Challenge –
Starting from the line that contains "What's the underlying", reproduce each line exactly through the end of the material, and include no other lines.

Information shown –
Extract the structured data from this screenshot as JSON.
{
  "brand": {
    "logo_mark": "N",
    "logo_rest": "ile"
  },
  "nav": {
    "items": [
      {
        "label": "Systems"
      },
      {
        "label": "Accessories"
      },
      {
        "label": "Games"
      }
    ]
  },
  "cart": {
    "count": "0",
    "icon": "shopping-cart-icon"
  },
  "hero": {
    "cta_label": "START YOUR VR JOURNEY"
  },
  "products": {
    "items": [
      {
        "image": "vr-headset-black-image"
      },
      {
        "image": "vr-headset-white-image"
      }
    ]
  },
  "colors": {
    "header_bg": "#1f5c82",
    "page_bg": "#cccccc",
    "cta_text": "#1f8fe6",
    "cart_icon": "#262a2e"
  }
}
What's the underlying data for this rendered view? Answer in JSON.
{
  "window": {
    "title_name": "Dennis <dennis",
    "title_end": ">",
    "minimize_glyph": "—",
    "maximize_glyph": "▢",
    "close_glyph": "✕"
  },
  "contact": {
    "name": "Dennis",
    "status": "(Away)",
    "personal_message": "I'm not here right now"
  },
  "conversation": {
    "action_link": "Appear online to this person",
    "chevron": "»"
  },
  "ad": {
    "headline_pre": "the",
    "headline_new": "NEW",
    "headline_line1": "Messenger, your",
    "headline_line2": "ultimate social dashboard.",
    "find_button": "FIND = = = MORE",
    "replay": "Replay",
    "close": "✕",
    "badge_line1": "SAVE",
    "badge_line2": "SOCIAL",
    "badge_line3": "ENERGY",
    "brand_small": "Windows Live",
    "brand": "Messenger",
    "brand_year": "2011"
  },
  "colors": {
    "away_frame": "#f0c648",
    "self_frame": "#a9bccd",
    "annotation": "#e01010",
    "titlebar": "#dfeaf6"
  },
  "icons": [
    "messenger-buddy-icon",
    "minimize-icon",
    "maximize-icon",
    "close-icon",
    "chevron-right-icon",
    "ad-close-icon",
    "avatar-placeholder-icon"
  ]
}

Output of the task –
What's the underlying data for this rendered view? Answer in JSON.
{
  "window": {
    "title_name": "Dennis <dennis",
    "title_end": ">",
    "minimize_glyph": "—",
    "maximize_glyph": "▢",
    "close_glyph": "✕"
  },
  "contact": {
    "name": "Dennis",
    "status": "(Away)",
    "personal_message": "I'm not here right now"
  },
  "conversation": {
    "action_link": "Appear online to this person",
    "chevron": "»"
  },
  "ad": {
    "headline_pre": "the",
    "headline_new": "NEW",
    "headline_line1": "Messenger, your",
    "headline_line2": "ultimate social dashboard.",
    "find_button": "FIND = = = MORE",
    "replay": "Replay",
    "close": "✕",
    "badge_line1": "SAVE",
    "badge_line2": "SOCIAL",
    "badge_line3": "ENERGY",
    "brand_small": "Windows Live",
    "brand": "Messenger",
    "brand_year": "2011"
  },
  "colors": {
    "away_frame": "#f0c648",
    "self_frame": "#a9bccd",
    "annotation": "#e01010",
    "titlebar": "#dfeaf6"
  },
  "icons": [
    "messenger-buddy-icon",
    "minimize-icon",
    "maximize-icon",
    "close-icon",
    "chevron-right-icon",
    "ad-close-icon",
    "avatar-placeholder-icon"
  ]
}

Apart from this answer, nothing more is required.